## Selected passage
That symbolism is delaying a meeting that at least some Western officials and observers had hoped would lead to more regular communication between the rival powers.

“My biggest concern of China is miscommunication,” former Sen. Rob Portman, an Ohio Republican, said during Monday forum with White House national security adviser Jake Sullivan and Sen. Chris Coons (D-DE). “We’re not talking enough to China to avoid the possibility of a miscommunication that could have disastrous consequences. So, I would have kept the meeting on and put at the top of the meeting. What the hell are you doing with these balloons?”

Blinken’s team emphasized the need for the conversation even while explaining its cancellation. “The conversation that Secretary Blinken was to have had yesterday and today would have been about establishing that floor on the relationship to see to it that competition doesn’t veer into conflict, but also to test the proposition of collaboration, cooperation in areas that matter to us, that are of profound interest to us, but also that are of profound interest to the rest of the world,” State Department spokesman Ned Price told reporters Monday.

“The discovery of this high-altitude surveillance balloon in the days that preceded the secretary’s visit, of course, undermined the point of that visit,” he added. “We would not have been able to conduct the important business that Secretary Blinken was looking forward to doing on the ground in Beijing in that context.”

## Bounding box entries
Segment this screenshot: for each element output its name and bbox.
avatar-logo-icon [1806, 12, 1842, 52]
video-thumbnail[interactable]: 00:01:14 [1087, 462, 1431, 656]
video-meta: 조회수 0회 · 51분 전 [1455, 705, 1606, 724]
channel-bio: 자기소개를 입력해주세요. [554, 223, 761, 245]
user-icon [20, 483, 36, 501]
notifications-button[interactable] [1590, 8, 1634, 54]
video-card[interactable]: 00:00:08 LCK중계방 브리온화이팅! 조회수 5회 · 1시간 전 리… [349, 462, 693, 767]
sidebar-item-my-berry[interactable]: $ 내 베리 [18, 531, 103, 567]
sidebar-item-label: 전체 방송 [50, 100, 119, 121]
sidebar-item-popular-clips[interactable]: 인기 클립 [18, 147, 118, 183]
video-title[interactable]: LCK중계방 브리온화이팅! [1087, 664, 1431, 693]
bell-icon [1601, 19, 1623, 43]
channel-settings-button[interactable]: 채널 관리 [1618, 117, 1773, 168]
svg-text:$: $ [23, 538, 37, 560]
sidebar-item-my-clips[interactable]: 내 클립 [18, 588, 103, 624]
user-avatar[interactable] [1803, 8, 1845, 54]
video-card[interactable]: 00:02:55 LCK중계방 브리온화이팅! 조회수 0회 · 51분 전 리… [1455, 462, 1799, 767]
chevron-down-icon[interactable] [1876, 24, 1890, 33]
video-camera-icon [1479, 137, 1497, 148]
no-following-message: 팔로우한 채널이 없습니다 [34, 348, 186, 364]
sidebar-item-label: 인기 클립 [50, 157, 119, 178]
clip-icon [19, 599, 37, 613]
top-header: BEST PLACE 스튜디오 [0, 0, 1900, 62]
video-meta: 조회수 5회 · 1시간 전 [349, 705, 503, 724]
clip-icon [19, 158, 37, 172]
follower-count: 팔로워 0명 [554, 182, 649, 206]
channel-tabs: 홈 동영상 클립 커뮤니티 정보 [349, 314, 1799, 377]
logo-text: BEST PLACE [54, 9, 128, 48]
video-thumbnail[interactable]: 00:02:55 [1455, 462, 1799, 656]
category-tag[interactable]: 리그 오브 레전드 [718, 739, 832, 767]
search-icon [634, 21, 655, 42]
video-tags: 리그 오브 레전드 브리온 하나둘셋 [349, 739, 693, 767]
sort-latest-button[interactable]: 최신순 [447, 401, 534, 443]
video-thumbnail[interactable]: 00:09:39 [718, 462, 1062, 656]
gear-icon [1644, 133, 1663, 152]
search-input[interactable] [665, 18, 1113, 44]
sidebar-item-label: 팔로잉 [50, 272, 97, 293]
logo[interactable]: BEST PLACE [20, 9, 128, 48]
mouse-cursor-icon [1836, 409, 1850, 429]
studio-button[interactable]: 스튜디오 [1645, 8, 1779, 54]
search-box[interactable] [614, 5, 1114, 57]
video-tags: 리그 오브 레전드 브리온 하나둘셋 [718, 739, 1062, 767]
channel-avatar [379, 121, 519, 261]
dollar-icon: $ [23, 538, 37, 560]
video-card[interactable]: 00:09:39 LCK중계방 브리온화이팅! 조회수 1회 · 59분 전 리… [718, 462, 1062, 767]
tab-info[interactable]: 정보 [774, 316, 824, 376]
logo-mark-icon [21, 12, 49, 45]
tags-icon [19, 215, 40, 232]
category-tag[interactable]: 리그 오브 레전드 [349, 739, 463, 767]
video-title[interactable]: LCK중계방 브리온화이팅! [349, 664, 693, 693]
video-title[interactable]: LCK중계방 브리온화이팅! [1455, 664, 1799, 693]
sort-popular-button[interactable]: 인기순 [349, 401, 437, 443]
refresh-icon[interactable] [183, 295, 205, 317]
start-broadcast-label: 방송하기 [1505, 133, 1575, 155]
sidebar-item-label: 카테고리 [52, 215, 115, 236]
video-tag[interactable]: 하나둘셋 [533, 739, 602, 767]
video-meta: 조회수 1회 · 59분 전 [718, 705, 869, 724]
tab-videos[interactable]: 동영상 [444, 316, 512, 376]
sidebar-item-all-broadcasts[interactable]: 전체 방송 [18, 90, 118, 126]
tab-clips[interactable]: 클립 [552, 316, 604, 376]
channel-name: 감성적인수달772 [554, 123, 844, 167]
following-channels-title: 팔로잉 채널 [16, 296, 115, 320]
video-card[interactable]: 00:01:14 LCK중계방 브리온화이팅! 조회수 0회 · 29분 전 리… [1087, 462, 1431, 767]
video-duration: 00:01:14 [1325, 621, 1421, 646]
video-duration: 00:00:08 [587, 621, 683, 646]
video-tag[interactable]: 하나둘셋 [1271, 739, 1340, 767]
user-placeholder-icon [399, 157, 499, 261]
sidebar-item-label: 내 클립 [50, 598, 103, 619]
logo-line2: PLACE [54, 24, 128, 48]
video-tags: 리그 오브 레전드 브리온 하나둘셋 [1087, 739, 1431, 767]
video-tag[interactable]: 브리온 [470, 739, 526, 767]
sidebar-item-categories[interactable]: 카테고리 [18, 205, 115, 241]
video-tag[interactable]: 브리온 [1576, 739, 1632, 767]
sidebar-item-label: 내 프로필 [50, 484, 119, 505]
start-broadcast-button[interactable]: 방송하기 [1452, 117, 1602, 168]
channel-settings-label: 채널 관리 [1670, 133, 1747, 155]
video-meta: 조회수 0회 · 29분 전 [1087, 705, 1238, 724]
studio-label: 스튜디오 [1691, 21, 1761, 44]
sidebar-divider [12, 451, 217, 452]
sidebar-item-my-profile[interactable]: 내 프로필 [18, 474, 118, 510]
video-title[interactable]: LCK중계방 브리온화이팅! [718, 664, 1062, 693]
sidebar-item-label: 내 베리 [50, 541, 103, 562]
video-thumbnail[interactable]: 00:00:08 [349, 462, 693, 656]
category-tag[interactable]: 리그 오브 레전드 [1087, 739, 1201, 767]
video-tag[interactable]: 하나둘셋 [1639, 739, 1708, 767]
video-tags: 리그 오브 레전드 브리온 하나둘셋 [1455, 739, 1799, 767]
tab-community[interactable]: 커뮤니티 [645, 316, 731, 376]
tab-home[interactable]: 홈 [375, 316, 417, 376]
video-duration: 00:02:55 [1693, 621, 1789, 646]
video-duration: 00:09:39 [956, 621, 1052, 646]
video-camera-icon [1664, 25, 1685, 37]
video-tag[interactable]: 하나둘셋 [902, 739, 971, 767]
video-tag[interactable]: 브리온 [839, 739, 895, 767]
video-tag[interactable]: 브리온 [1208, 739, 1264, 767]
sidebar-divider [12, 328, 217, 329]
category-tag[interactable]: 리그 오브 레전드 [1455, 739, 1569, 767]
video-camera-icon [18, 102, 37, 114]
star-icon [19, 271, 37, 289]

## Tasks to complete
A: Answer the following about the passage on Blinken's canceled trip, one answer per line:
(i) Which state did Rob Portman represent as a senator?
(ii) Who is identified as the State Department spokesman?
(iii) In which city was Secretary Blinken to conduct business on the ground?
B: Reproduce everything in the passage on Blinken's canceled trip from "Blinken’s team emphasized" down to "told reporters Monday.".

## Solutions for each task
A:
(i) Ohio
(ii) Ned Price
(iii) Beijing

B:
Blinken’s team emphasized the need for the conversation even while explaining its cancellation. “The conversation that Secretary Blinken was to have had yesterday and today would have been about establishing that floor on the relationship to see to it that competition doesn’t veer into conflict, but also to test the proposition of collaboration, cooperation in areas that matter to us, that are of profound interest to us, but also that are of profound interest to the rest of the world,” State Department spokesman Ned Price told reporters Monday.